• **INPUT ROWS**:

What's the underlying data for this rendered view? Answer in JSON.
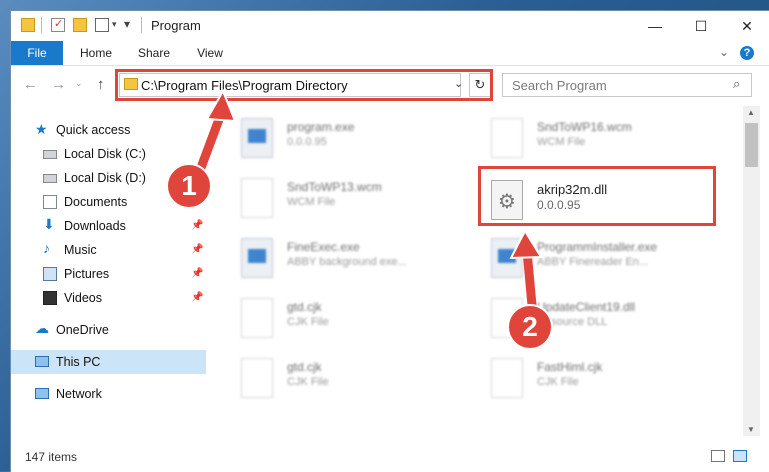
{
  "window": {
    "title": "Program",
    "controls": {
      "minimize": "—",
      "maximize": "☐",
      "close": "✕"
    }
  },
  "ribbon": {
    "tabs": [
      "File",
      "Home",
      "Share",
      "View"
    ]
  },
  "address": {
    "path": "C:\\Program Files\\Program Directory",
    "search_placeholder": "Search Program"
  },
  "nav": {
    "items": [
      {
        "label": "Quick access",
        "icon": "star-icon"
      },
      {
        "label": "Local Disk (C:)",
        "icon": "drive-icon"
      },
      {
        "label": "Local Disk (D:)",
        "icon": "drive-icon"
      },
      {
        "label": "Documents",
        "icon": "documents-icon"
      },
      {
        "label": "Downloads",
        "icon": "download-icon"
      },
      {
        "label": "Music",
        "icon": "music-icon"
      },
      {
        "label": "Pictures",
        "icon": "pictures-icon"
      },
      {
        "label": "Videos",
        "icon": "videos-icon"
      },
      {
        "label": "OneDrive",
        "icon": "cloud-icon"
      },
      {
        "label": "This PC",
        "icon": "computer-icon"
      },
      {
        "label": "Network",
        "icon": "network-icon"
      }
    ]
  },
  "files": [
    {
      "name": "program.exe",
      "sub": "0.0.0.95"
    },
    {
      "name": "SndToWP16.wcm",
      "sub": "WCM File"
    },
    {
      "name": "SndToWP13.wcm",
      "sub": "WCM File"
    },
    {
      "name": "akrip32m.dll",
      "sub": "0.0.0.95"
    },
    {
      "name": "FineExec.exe",
      "sub": "ABBY background exe..."
    },
    {
      "name": "ProgrammInstaller.exe",
      "sub": "ABBY Finereader En..."
    },
    {
      "name": "gtd.cjk",
      "sub": "CJK File"
    },
    {
      "name": "UpdateClient19.dll",
      "sub": "Resource DLL"
    },
    {
      "name": "gtd.cjk",
      "sub": "CJK File"
    },
    {
      "name": "FastHiml.cjk",
      "sub": "CJK File"
    }
  ],
  "status": {
    "item_count": "147 items"
  },
  "annotations": {
    "step1": "1",
    "step2": "2"
  },
  "colors": {
    "accent": "#1979ca",
    "annotation_red": "#e0453c",
    "selection": "#cce4f7"
  }
}
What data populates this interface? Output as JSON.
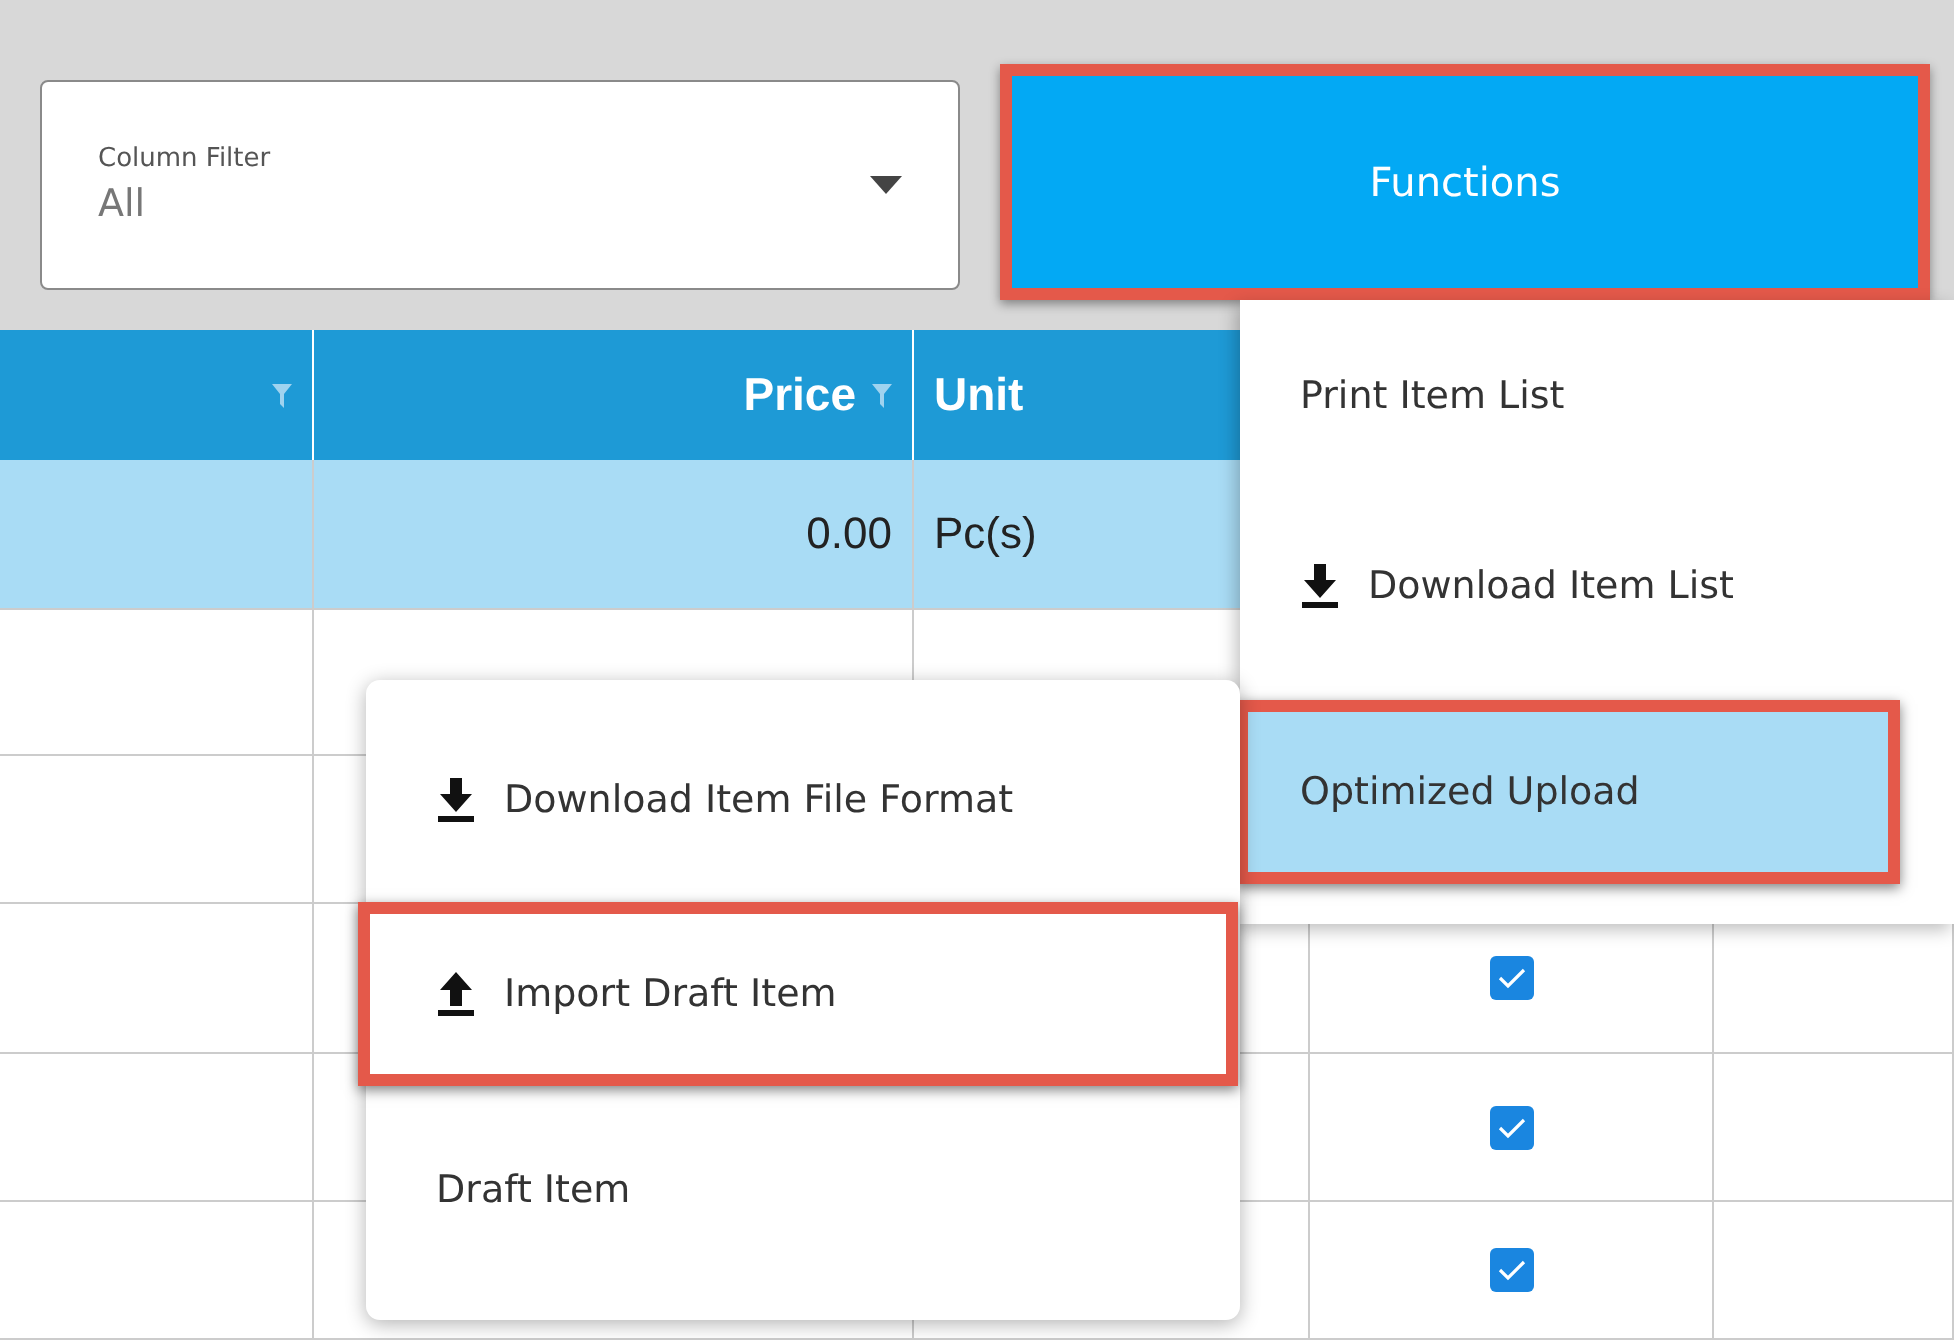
{
  "column_filter": {
    "label": "Column Filter",
    "value": "All"
  },
  "functions_button": {
    "label": "Functions",
    "highlighted": true
  },
  "table": {
    "columns": [
      {
        "filter": true
      },
      {
        "label": "Price",
        "filter": true
      },
      {
        "label": "Unit",
        "filter": false
      }
    ],
    "rows": [
      {
        "price": "0.00",
        "unit": "Pc(s)",
        "selected": true
      },
      {
        "selected": false
      },
      {
        "selected": false
      },
      {
        "selected": false,
        "checked": true
      },
      {
        "selected": false,
        "checked": true
      },
      {
        "selected": false,
        "checked": true
      }
    ]
  },
  "functions_menu": [
    {
      "label": "Print Item List",
      "kind": "plain",
      "highlighted": false,
      "selected": false
    },
    {
      "label": "Download Item List",
      "kind": "download",
      "highlighted": false,
      "selected": false
    },
    {
      "label": "Optimized Upload",
      "kind": "plain",
      "highlighted": true,
      "selected": true
    }
  ],
  "submenu": [
    {
      "label": "Download Item File Format",
      "kind": "download",
      "highlighted": false
    },
    {
      "label": "Import Draft Item",
      "kind": "upload",
      "highlighted": true
    },
    {
      "label": "Draft Item",
      "kind": "plain",
      "highlighted": false
    }
  ]
}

• **EXERCISE BRIEF**:
From the listing above, collect each line in which the string "name" appears.

• **WRITTEN SOLUTION**:
      "name": "program.exe",
      "name": "SndToWP16.wcm",
      "name": "SndToWP13.wcm",
      "name": "akrip32m.dll",
      "name": "FineExec.exe",
      "name": "ProgrammInstaller.exe",
      "name": "gtd.cjk",
      "name": "UpdateClient19.dll",
      "name": "gtd.cjk",
      "name": "FastHiml.cjk",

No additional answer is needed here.